* _STATED GOAL_: Repeat the material verbatim and drop the pictures.
■ ■ ■ ■
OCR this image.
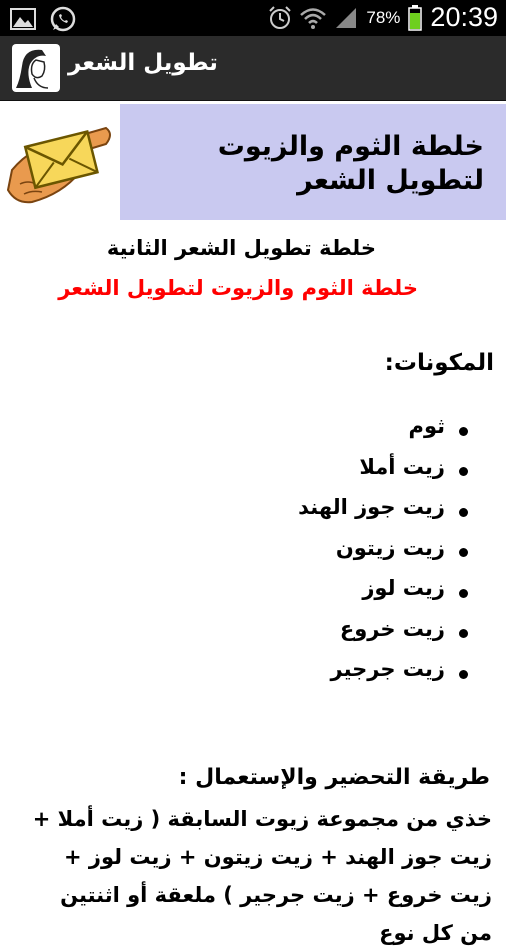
78% 20:39
تطويل الشعر
خلطة الثوم والزيوت لتطويل الشعر
خلطة تطويل الشعر الثانية
خلطة الثوم والزيوت لتطويل الشعر
المكونات:
ثوم
زيت أملا
زيت جوز الهند
زيت زيتون
زيت لوز
زيت خروع
زيت جرجير
طريقة التحضير والإستعمال :
خذي من مجموعة زيوت السابقة ( زيت أملا + زيت جوز الهند + زيت زيتون + زيت لوز + زيت خروع + زيت جرجير ) ملعقة أو اثنتين من كل نوع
■ ■ ■ ■
* _ANSWER TO THIS EXERCISE_:
OCR this image.
78% 20:39
تطويل الشعر
خلطة الثوم والزيوت لتطويل الشعر
خلطة تطويل الشعر الثانية
خلطة الثوم والزيوت لتطويل الشعر
المكونات:
ثوم
زيت أملا
زيت جوز الهند
زيت زيتون
زيت لوز
زيت خروع
زيت جرجير
طريقة التحضير والإستعمال :
خذي من مجموعة زيوت السابقة ( زيت أملا + زيت جوز الهند + زيت زيتون + زيت لوز + زيت خروع + زيت جرجير ) ملعقة أو اثنتين من كل نوع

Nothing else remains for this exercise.